-- Given data start --
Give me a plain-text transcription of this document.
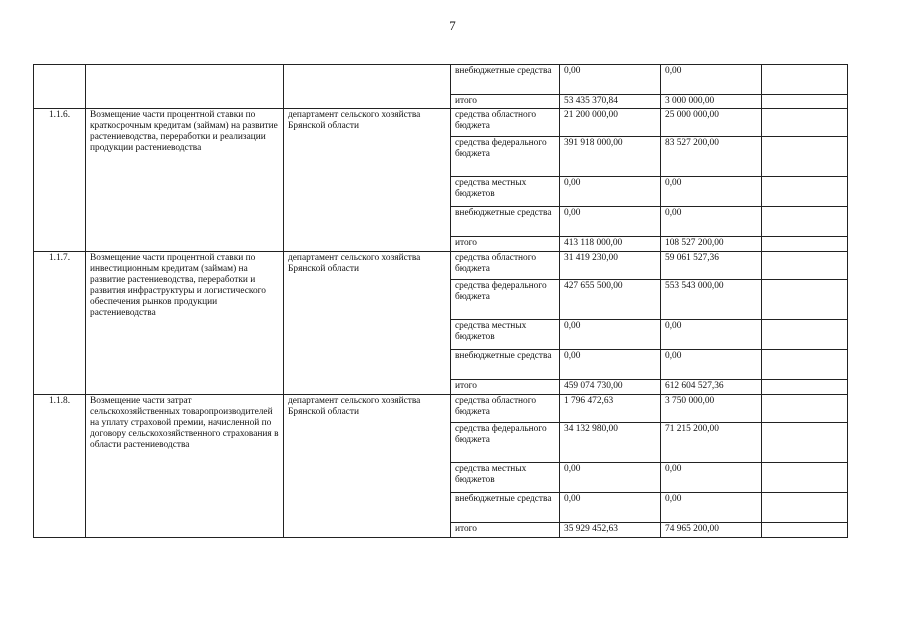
7
			внебюджетные средства	0,00	0,00	
			итого	53 435 370,84	3 000 000,00	
1.1.6.	Возмещение части процентной ставки по краткосрочным кредитам (займам) на развитие растениеводства, переработки и реализации продукции растениеводства	департамент сельского хозяйства Брянской области	средства областного бюджета	21 200 000,00	25 000 000,00	
			средства федерального бюджета	391 918 000,00	83 527 200,00	
			средства местных бюджетов	0,00	0,00	
			внебюджетные средства	0,00	0,00	
			итого	413 118 000,00	108 527 200,00	
1.1.7.	Возмещение части процентной ставки по инвестиционным кредитам (займам) на развитие растениеводства, переработки и развития инфраструктуры и логистического обеспечения рынков продукции растениеводства	департамент сельского хозяйства Брянской области	средства областного бюджета	31 419 230,00	59 061 527,36	
			средства федерального бюджета	427 655 500,00	553 543 000,00	
			средства местных бюджетов	0,00	0,00	
			внебюджетные средства	0,00	0,00	
			итого	459 074 730,00	612 604 527,36	
1.1.8.	Возмещение части затрат сельскохозяйственных товаропроизводителей на уплату страховой премии, начисленной по договору сельскохозяйственного страхования в области растениеводства	департамент сельского хозяйства Брянской области	средства областного бюджета	1 796 472,63	3 750 000,00	
			средства федерального бюджета	34 132 980,00	71 215 200,00	
			средства местных бюджетов	0,00	0,00	
			внебюджетные средства	0,00	0,00	
			итого	35 929 452,63	74 965 200,00	
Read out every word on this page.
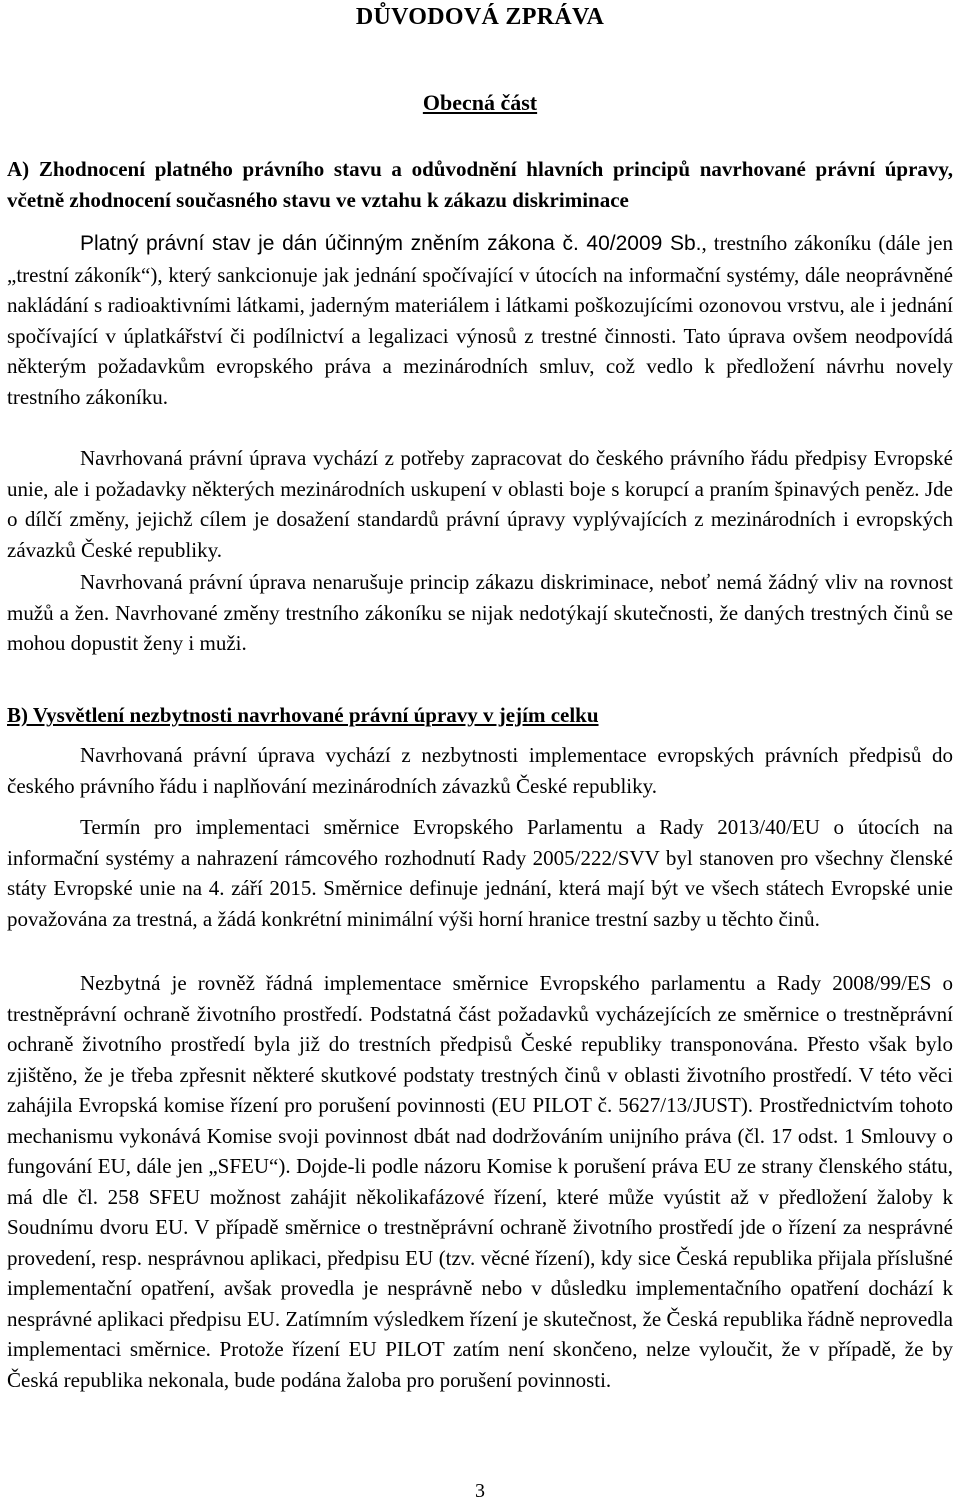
DŮVODOVÁ ZPRÁVA
Obecná část

A) Zhodnocení platného právního stavu a odůvodnění hlavních principů navrhované právní úpravy, včetně zhodnocení současného stavu ve vztahu k zákazu diskriminace

Platný právní stav je dán účinným zněním zákona č. 40/2009 Sb., trestního zákoníku (dále jen „trestní zákoník“), který sankcionuje jak jednání spočívající v útocích na informační systémy, dále neoprávněné nakládání s radioaktivními látkami, jaderným materiálem i látkami poškozujícími ozonovou vrstvu, ale i jednání spočívající v úplatkářství či podílnictví a legalizaci výnosů z trestné činnosti. Tato úprava ovšem neodpovídá některým požadavkům evropského práva a mezinárodních smluv, což vedlo k předložení návrhu novely trestního zákoníku.

Navrhovaná právní úprava vychází z potřeby zapracovat do českého právního řádu předpisy Evropské unie, ale i požadavky některých mezinárodních uskupení v oblasti boje s korupcí a praním špinavých peněz. Jde o dílčí změny, jejichž cílem je dosažení standardů právní úpravy vyplývajících z mezinárodních i evropských závazků České republiky.

Navrhovaná právní úprava nenarušuje princip zákazu diskriminace, neboť nemá žádný vliv na rovnost mužů a žen. Navrhované změny trestního zákoníku se nijak nedotýkají skutečnosti, že daných trestných činů se mohou dopustit ženy i muži.

B) Vysvětlení nezbytnosti navrhované právní úpravy v jejím celku

Navrhovaná právní úprava vychází z nezbytnosti implementace evropských právních předpisů do českého právního řádu i naplňování mezinárodních závazků České republiky.

Termín pro implementaci směrnice Evropského Parlamentu a Rady 2013/40/EU o útocích na informační systémy a nahrazení rámcového rozhodnutí Rady 2005/222/SVV byl stanoven pro všechny členské státy Evropské unie na 4. září 2015. Směrnice definuje jednání, která mají být ve všech státech Evropské unie považována za trestná, a žádá konkrétní minimální výši horní hranice trestní sazby u těchto činů.

Nezbytná je rovněž řádná implementace směrnice Evropského parlamentu a Rady 2008/99/ES o trestněprávní ochraně životního prostředí. Podstatná část požadavků vycházejících ze směrnice o trestněprávní ochraně životního prostředí byla již do trestních předpisů České republiky transponována. Přesto však bylo zjištěno, že je třeba zpřesnit některé skutkové podstaty trestných činů v oblasti životního prostředí. V této věci zahájila Evropská komise řízení pro porušení povinnosti (EU PILOT č. 5627/13/JUST). Prostřednictvím tohoto mechanismu vykonává Komise svoji povinnost dbát nad dodržováním unijního práva (čl. 17 odst. 1 Smlouvy o fungování EU, dále jen „SFEU“). Dojde-li podle názoru Komise k porušení práva EU ze strany členského státu, má dle čl. 258 SFEU možnost zahájit několikafázové řízení, které může vyústit až v předložení žaloby k Soudnímu dvoru EU. V případě směrnice o trestněprávní ochraně životního prostředí jde o řízení za nesprávné provedení, resp. nesprávnou aplikaci, předpisu EU (tzv. věcné řízení), kdy sice Česká republika přijala příslušné implementační opatření, avšak provedla je nesprávně nebo v důsledku implementačního opatření dochází k nesprávné aplikaci předpisu EU. Zatímním výsledkem řízení je skutečnost, že Česká republika řádně neprovedla implementaci směrnice. Protože řízení EU PILOT zatím není skončeno, nelze vyloučit, že v případě, že by Česká republika nekonala, bude podána žaloba pro porušení povinnosti.

3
-- Given data end --
Find and count the lines of the data that include the string "развитие", and report that figure by itself.

2